Figure record listings:
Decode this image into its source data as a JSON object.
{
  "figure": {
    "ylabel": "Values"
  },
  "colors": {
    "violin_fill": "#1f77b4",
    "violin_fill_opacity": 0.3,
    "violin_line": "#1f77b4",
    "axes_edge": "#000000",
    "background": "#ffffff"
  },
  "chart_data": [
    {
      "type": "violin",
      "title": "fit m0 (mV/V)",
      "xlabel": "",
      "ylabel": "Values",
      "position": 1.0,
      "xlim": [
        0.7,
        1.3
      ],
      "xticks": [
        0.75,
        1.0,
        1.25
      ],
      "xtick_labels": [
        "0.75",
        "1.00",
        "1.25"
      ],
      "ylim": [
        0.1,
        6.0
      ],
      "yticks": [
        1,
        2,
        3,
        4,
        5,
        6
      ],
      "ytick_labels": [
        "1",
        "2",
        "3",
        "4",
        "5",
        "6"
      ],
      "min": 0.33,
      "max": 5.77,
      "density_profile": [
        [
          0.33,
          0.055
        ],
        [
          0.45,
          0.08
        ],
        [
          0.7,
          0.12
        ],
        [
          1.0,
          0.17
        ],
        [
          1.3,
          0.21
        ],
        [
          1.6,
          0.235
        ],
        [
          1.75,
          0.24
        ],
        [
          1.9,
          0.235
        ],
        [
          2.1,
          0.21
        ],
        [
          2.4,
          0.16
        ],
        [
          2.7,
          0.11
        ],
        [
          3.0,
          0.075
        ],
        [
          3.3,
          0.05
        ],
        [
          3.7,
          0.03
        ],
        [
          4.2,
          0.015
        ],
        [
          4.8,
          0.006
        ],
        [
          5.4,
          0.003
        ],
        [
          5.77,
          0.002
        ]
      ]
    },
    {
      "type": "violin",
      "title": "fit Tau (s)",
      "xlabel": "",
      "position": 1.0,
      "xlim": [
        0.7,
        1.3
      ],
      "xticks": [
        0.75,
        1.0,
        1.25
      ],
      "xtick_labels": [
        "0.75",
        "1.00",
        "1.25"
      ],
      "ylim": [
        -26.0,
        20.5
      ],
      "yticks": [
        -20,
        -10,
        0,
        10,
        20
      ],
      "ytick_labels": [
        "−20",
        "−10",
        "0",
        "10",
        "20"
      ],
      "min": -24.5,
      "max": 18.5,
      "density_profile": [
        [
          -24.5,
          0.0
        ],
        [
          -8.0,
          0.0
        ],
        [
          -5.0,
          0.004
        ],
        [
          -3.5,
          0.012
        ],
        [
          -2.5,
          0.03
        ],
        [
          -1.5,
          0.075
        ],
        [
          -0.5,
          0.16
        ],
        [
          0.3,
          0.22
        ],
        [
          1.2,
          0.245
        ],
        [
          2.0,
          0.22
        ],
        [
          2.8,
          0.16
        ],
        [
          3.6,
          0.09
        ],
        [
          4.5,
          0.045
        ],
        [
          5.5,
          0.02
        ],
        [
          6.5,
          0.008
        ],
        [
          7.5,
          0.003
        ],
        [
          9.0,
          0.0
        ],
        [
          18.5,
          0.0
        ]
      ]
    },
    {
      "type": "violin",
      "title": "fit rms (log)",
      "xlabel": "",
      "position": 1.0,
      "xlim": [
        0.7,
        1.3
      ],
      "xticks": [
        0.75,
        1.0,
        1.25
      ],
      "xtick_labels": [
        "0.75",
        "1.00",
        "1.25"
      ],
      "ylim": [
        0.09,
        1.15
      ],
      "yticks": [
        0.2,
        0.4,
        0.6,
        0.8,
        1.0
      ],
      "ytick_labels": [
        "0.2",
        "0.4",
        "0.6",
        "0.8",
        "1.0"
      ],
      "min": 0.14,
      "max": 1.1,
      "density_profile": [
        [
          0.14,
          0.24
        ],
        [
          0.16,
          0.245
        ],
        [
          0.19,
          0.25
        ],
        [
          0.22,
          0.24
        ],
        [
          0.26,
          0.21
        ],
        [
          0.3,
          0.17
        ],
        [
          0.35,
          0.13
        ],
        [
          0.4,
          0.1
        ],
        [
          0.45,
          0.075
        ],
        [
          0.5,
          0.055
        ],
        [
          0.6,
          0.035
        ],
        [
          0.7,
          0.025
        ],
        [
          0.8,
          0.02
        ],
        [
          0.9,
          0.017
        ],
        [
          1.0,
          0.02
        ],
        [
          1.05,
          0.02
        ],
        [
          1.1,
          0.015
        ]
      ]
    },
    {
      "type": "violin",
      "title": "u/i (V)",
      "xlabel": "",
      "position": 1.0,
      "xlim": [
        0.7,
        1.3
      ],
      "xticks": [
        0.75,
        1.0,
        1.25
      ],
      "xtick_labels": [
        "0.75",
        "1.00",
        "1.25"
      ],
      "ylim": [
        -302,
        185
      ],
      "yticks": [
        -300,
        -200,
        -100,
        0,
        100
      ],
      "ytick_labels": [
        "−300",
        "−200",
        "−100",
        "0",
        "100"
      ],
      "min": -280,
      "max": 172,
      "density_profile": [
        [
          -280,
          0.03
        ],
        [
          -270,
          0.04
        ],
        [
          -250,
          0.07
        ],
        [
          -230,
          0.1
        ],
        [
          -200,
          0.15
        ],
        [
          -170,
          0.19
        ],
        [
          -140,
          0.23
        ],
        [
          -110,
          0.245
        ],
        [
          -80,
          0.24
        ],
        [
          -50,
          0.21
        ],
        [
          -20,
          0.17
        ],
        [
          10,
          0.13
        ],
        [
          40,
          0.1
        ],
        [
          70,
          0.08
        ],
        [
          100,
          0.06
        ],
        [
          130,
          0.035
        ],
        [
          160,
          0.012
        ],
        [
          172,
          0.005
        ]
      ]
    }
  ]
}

● Task prompt:
Exact copies of all the records are required.

● Solution to this exercise:
Decode this image into its source data as a JSON object.
{
  "figure": {
    "ylabel": "Values"
  },
  "colors": {
    "violin_fill": "#1f77b4",
    "violin_fill_opacity": 0.3,
    "violin_line": "#1f77b4",
    "axes_edge": "#000000",
    "background": "#ffffff"
  },
  "chart_data": [
    {
      "type": "violin",
      "title": "fit m0 (mV/V)",
      "xlabel": "",
      "ylabel": "Values",
      "position": 1.0,
      "xlim": [
        0.7,
        1.3
      ],
      "xticks": [
        0.75,
        1.0,
        1.25
      ],
      "xtick_labels": [
        "0.75",
        "1.00",
        "1.25"
      ],
      "ylim": [
        0.1,
        6.0
      ],
      "yticks": [
        1,
        2,
        3,
        4,
        5,
        6
      ],
      "ytick_labels": [
        "1",
        "2",
        "3",
        "4",
        "5",
        "6"
      ],
      "min": 0.33,
      "max": 5.77,
      "density_profile": [
        [
          0.33,
          0.055
        ],
        [
          0.45,
          0.08
        ],
        [
          0.7,
          0.12
        ],
        [
          1.0,
          0.17
        ],
        [
          1.3,
          0.21
        ],
        [
          1.6,
          0.235
        ],
        [
          1.75,
          0.24
        ],
        [
          1.9,
          0.235
        ],
        [
          2.1,
          0.21
        ],
        [
          2.4,
          0.16
        ],
        [
          2.7,
          0.11
        ],
        [
          3.0,
          0.075
        ],
        [
          3.3,
          0.05
        ],
        [
          3.7,
          0.03
        ],
        [
          4.2,
          0.015
        ],
        [
          4.8,
          0.006
        ],
        [
          5.4,
          0.003
        ],
        [
          5.77,
          0.002
        ]
      ]
    },
    {
      "type": "violin",
      "title": "fit Tau (s)",
      "xlabel": "",
      "position": 1.0,
      "xlim": [
        0.7,
        1.3
      ],
      "xticks": [
        0.75,
        1.0,
        1.25
      ],
      "xtick_labels": [
        "0.75",
        "1.00",
        "1.25"
      ],
      "ylim": [
        -26.0,
        20.5
      ],
      "yticks": [
        -20,
        -10,
        0,
        10,
        20
      ],
      "ytick_labels": [
        "−20",
        "−10",
        "0",
        "10",
        "20"
      ],
      "min": -24.5,
      "max": 18.5,
      "density_profile": [
        [
          -24.5,
          0.0
        ],
        [
          -8.0,
          0.0
        ],
        [
          -5.0,
          0.004
        ],
        [
          -3.5,
          0.012
        ],
        [
          -2.5,
          0.03
        ],
        [
          -1.5,
          0.075
        ],
        [
          -0.5,
          0.16
        ],
        [
          0.3,
          0.22
        ],
        [
          1.2,
          0.245
        ],
        [
          2.0,
          0.22
        ],
        [
          2.8,
          0.16
        ],
        [
          3.6,
          0.09
        ],
        [
          4.5,
          0.045
        ],
        [
          5.5,
          0.02
        ],
        [
          6.5,
          0.008
        ],
        [
          7.5,
          0.003
        ],
        [
          9.0,
          0.0
        ],
        [
          18.5,
          0.0
        ]
      ]
    },
    {
      "type": "violin",
      "title": "fit rms (log)",
      "xlabel": "",
      "position": 1.0,
      "xlim": [
        0.7,
        1.3
      ],
      "xticks": [
        0.75,
        1.0,
        1.25
      ],
      "xtick_labels": [
        "0.75",
        "1.00",
        "1.25"
      ],
      "ylim": [
        0.09,
        1.15
      ],
      "yticks": [
        0.2,
        0.4,
        0.6,
        0.8,
        1.0
      ],
      "ytick_labels": [
        "0.2",
        "0.4",
        "0.6",
        "0.8",
        "1.0"
      ],
      "min": 0.14,
      "max": 1.1,
      "density_profile": [
        [
          0.14,
          0.24
        ],
        [
          0.16,
          0.245
        ],
        [
          0.19,
          0.25
        ],
        [
          0.22,
          0.24
        ],
        [
          0.26,
          0.21
        ],
        [
          0.3,
          0.17
        ],
        [
          0.35,
          0.13
        ],
        [
          0.4,
          0.1
        ],
        [
          0.45,
          0.075
        ],
        [
          0.5,
          0.055
        ],
        [
          0.6,
          0.035
        ],
        [
          0.7,
          0.025
        ],
        [
          0.8,
          0.02
        ],
        [
          0.9,
          0.017
        ],
        [
          1.0,
          0.02
        ],
        [
          1.05,
          0.02
        ],
        [
          1.1,
          0.015
        ]
      ]
    },
    {
      "type": "violin",
      "title": "u/i (V)",
      "xlabel": "",
      "position": 1.0,
      "xlim": [
        0.7,
        1.3
      ],
      "xticks": [
        0.75,
        1.0,
        1.25
      ],
      "xtick_labels": [
        "0.75",
        "1.00",
        "1.25"
      ],
      "ylim": [
        -302,
        185
      ],
      "yticks": [
        -300,
        -200,
        -100,
        0,
        100
      ],
      "ytick_labels": [
        "−300",
        "−200",
        "−100",
        "0",
        "100"
      ],
      "min": -280,
      "max": 172,
      "density_profile": [
        [
          -280,
          0.03
        ],
        [
          -270,
          0.04
        ],
        [
          -250,
          0.07
        ],
        [
          -230,
          0.1
        ],
        [
          -200,
          0.15
        ],
        [
          -170,
          0.19
        ],
        [
          -140,
          0.23
        ],
        [
          -110,
          0.245
        ],
        [
          -80,
          0.24
        ],
        [
          -50,
          0.21
        ],
        [
          -20,
          0.17
        ],
        [
          10,
          0.13
        ],
        [
          40,
          0.1
        ],
        [
          70,
          0.08
        ],
        [
          100,
          0.06
        ],
        [
          130,
          0.035
        ],
        [
          160,
          0.012
        ],
        [
          172,
          0.005
        ]
      ]
    }
  ]
}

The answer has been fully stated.